─── Seitentext ───

2) Können genmanipulierte Organismen aus diesen Freisetzungsversuchen in die Nahrungskette (etwa in den Rapshonig) gelangt sein?
Theoretisch ist es möglich, dass z.B. Rapspollen in den Honig gelangt. Ob dies tatsächlich erfolgt ist, kann nur festgestellt werden, wenn Imker den Honig daraufhin untersuchen lassen.
3) Wäre eine Verunreinigung von Nahrungsmitteln durch GVO aus
Freisetzungsversuchen rechtlich zulässig?
Wenn Lebensmittel durch EU-rechtlich nicht zum Inverkehrbringen zugelassene GVO verunreinigt sind, dürfen sie laut EU-Recht nicht in Verkehr gebracht werden.
4) Kann man sich in der Praxis vor solchen möglichen Verunreinigungen durch GVO (im Freisetzungsversuch) überhaupt schützen?
Die Sicherheitsvorschriften im Rahmen eines Freisetzungsversuchs nach dem Gentechnik-Gesetz sollten von den zuständigen Behörden so veranlasst werden, dass keine Verunreinigungen möglich sind. Welche Sicherheitsvorschriften das Bundessortenamt seinerzeit im Rahmen der Wertprüfungsstandorte erlassen hat, müsste direkt beim Bundessortenamt erfragt werden. Freisetzungsexperimente können nicht per se verboten werden, dass verstößt gegen das EU-Recht. Aber die Behörden haben immer einen gewissen Handlungsspielraum, wenn sie über Experimente entscheiden müssen. Wir kritisieren u.a., dass seit dem Regierungswechsel nicht nur die Anzahl von Freisetzungsexperimenten, sondern auch die damit eingegangenen Gefahren für die Umwelt zugenommen haben wie z.B. durch Experimente mit gentechnisch veränderten Pharmapflanzen, zum Teil sogar auf dem Gelände der Genbank in Gatersleben. Wir sagen: Versuche mit Pharmapflanzen, Experimente in Naturschutzgebieten oder auf dem Gelände von Genbanken gefährden unnötig Mensch, Umwelt und die biologische Vielfalt. Der Zweck dieser Versuche steht in keinem vertretbaren Verhältnis zu dem Risiko. Darum fordert meine Fraktion die Regierung unter anderem in einem Antrag auf, dafür zu sorgen, dass derartige Freisetzungsexperimente unterbleiben. (Antrag Bündnis 90/Die Grünen: http://dip.bundestag.de/btd/16/045/1604556.pdf ).

─── Gegebene Daten ───

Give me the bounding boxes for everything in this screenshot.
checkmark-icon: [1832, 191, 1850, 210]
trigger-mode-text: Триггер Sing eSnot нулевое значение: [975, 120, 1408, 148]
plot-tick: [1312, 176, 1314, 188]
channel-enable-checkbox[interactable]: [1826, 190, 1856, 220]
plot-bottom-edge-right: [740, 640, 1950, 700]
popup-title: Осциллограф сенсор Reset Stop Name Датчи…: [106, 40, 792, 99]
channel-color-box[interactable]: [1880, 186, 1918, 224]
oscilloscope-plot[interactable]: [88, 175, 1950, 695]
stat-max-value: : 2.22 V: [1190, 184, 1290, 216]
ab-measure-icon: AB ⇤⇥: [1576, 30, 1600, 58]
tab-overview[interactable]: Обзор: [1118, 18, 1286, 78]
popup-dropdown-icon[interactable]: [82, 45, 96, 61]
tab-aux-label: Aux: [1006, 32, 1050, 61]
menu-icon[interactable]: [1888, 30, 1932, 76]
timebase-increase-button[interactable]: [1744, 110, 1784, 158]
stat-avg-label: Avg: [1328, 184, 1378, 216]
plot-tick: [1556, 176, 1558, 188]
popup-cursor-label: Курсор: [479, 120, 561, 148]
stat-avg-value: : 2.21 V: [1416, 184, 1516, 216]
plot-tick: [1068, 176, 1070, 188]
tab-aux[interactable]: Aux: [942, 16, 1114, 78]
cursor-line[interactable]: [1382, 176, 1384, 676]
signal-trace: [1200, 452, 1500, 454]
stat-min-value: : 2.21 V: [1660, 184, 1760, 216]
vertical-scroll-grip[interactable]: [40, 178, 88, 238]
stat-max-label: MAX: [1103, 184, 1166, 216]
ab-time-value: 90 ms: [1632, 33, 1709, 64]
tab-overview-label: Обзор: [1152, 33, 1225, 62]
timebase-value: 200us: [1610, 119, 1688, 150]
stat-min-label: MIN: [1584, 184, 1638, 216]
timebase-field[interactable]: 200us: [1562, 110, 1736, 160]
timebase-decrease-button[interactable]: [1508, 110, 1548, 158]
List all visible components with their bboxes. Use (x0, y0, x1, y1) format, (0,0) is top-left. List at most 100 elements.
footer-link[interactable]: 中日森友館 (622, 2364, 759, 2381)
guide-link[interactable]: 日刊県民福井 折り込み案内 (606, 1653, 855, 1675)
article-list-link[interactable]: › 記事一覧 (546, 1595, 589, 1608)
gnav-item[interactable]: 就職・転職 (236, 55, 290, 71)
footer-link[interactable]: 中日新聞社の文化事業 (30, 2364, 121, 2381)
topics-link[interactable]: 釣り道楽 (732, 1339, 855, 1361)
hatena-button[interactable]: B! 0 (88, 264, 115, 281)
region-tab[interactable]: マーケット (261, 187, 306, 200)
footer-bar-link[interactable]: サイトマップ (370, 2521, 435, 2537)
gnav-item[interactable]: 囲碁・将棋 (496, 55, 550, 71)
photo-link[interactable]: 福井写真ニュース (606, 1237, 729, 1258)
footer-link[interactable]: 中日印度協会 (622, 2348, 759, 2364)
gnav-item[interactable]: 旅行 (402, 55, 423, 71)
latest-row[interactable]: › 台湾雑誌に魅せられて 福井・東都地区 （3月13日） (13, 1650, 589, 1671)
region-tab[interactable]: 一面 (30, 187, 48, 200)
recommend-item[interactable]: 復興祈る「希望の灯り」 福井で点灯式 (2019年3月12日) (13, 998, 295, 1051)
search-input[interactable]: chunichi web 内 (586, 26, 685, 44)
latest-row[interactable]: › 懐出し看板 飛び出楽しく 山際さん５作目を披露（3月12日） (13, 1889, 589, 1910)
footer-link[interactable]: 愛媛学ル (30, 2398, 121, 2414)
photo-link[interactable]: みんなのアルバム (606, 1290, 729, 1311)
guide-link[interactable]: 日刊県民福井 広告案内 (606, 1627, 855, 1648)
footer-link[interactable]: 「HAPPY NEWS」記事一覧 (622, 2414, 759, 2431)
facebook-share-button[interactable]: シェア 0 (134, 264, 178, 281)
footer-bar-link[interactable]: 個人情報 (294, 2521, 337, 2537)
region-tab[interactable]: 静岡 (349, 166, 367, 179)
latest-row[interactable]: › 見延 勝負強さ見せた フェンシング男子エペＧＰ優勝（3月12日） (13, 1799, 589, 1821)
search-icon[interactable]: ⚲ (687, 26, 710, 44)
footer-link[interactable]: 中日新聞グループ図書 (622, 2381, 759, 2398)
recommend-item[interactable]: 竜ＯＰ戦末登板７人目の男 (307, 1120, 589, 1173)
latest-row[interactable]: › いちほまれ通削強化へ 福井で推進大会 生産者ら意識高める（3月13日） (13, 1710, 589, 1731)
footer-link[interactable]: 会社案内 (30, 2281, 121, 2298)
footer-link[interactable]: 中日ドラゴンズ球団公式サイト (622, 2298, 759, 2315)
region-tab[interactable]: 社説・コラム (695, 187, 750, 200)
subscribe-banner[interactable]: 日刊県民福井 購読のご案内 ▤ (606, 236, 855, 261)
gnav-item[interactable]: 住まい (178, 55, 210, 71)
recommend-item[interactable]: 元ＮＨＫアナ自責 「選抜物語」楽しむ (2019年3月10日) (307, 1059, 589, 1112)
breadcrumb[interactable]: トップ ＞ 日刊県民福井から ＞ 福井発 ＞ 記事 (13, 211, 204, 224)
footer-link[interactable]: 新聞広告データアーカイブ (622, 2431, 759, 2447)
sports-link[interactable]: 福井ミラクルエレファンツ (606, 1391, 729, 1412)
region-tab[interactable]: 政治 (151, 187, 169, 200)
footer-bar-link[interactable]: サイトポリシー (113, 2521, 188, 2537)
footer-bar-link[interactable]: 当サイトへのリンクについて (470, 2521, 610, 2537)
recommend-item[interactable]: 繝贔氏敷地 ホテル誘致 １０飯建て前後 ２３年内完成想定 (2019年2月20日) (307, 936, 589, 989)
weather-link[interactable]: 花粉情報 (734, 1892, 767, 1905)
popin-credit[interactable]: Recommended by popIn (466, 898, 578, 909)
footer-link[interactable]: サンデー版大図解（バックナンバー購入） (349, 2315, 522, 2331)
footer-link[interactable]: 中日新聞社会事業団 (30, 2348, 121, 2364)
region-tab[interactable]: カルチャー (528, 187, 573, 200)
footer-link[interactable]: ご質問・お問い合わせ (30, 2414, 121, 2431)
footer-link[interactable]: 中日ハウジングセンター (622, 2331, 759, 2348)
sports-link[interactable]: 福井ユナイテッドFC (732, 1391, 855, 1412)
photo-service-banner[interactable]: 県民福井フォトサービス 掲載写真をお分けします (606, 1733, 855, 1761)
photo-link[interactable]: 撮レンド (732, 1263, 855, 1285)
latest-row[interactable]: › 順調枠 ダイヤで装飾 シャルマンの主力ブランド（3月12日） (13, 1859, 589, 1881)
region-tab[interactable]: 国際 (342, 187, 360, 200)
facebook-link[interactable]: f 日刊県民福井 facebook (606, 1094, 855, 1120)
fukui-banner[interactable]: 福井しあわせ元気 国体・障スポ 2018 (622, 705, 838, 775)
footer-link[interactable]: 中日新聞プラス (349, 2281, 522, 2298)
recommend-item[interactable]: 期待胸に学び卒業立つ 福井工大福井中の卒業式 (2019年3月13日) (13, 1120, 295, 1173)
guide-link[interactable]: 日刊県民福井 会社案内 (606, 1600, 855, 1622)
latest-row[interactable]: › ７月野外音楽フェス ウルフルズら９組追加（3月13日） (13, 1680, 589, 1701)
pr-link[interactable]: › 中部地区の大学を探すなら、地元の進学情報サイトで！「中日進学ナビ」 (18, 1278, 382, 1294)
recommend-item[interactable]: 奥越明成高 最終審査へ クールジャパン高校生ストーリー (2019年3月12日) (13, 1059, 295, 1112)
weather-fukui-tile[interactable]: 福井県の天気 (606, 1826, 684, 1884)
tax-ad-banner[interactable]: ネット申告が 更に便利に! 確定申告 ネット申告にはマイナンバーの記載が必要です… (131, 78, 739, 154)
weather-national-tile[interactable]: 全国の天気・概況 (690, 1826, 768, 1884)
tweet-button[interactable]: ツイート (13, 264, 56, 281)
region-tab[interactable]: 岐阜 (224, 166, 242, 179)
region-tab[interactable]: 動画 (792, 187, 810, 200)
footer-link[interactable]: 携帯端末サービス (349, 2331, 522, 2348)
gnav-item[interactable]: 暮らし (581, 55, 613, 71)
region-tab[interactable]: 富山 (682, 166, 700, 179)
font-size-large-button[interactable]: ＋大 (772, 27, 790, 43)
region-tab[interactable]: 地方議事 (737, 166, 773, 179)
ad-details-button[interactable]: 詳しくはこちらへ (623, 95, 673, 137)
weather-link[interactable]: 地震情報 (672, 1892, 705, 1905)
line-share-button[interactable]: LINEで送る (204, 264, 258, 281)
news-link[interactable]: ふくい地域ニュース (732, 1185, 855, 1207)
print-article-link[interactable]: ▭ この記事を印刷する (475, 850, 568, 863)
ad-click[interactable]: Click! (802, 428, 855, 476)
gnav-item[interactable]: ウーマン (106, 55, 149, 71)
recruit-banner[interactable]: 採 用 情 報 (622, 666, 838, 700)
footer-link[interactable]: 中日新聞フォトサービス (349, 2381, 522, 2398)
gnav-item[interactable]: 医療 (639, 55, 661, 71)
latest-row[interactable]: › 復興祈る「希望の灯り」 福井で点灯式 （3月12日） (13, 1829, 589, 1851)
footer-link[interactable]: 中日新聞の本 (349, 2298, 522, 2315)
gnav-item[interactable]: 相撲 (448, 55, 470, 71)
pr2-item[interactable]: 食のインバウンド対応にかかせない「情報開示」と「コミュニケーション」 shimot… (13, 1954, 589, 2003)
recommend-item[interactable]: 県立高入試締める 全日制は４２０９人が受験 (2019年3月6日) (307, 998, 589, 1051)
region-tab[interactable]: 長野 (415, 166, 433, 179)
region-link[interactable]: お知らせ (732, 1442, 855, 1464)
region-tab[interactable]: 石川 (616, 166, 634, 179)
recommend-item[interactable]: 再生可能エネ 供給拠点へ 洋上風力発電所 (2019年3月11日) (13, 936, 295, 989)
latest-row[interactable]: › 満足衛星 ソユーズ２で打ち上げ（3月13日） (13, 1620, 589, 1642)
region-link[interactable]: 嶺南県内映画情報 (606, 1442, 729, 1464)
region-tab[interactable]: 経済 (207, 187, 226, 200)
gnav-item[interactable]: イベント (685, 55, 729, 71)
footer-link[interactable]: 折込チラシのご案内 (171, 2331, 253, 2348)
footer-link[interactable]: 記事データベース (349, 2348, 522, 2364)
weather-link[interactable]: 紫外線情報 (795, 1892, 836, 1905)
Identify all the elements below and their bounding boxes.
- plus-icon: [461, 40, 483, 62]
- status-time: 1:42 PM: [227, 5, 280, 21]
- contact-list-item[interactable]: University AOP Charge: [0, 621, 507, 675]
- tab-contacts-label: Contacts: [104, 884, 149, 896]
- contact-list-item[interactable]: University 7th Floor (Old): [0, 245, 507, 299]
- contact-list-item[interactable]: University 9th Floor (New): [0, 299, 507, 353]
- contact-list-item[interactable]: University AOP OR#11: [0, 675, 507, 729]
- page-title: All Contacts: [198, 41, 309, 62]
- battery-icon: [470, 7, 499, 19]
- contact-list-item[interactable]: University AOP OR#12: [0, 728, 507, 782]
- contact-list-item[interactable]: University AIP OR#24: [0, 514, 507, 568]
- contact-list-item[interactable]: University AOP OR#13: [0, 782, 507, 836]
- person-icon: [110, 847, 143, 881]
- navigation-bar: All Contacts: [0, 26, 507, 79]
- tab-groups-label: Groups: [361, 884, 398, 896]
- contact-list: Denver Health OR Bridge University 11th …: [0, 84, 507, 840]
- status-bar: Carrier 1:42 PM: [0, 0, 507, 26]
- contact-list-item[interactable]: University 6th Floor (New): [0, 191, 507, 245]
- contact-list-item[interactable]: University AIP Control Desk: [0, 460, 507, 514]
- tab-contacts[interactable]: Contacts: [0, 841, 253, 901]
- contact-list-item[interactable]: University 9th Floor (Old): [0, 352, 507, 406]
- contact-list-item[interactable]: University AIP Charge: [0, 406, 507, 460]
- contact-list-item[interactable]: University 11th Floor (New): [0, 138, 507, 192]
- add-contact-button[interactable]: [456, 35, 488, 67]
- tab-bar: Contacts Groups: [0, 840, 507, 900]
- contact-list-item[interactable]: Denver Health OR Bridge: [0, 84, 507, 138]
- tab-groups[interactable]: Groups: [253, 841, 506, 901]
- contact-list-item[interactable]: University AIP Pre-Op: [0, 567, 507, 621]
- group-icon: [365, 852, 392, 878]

───

**Arbeitsanweisungen:**
Beantworte diese Fragen mithilfe des Seitentextes zu Freisetzungsversuchen:
(a) Wie lässt sich feststellen, ob Rapspollen tatsächlich in den Honig gelangt sind?
(b) Was gilt laut EU-Recht für Lebensmittel, die durch nicht zum Inverkehrbringen zugelassene GVO verunreinigt sind?
(c) Auf welchem Gelände fanden Experimente mit gentechnisch veränderten Pharmapflanzen zum Teil statt?

**Antwort:**
(a) Das lässt sich nur feststellen, wenn Imker den Honig daraufhin untersuchen lassen.
(b) Solche Lebensmittel dürfen nicht in Verkehr gebracht werden.
(c) Sie fanden zum Teil auf dem Gelände der Genbank in Gatersleben statt.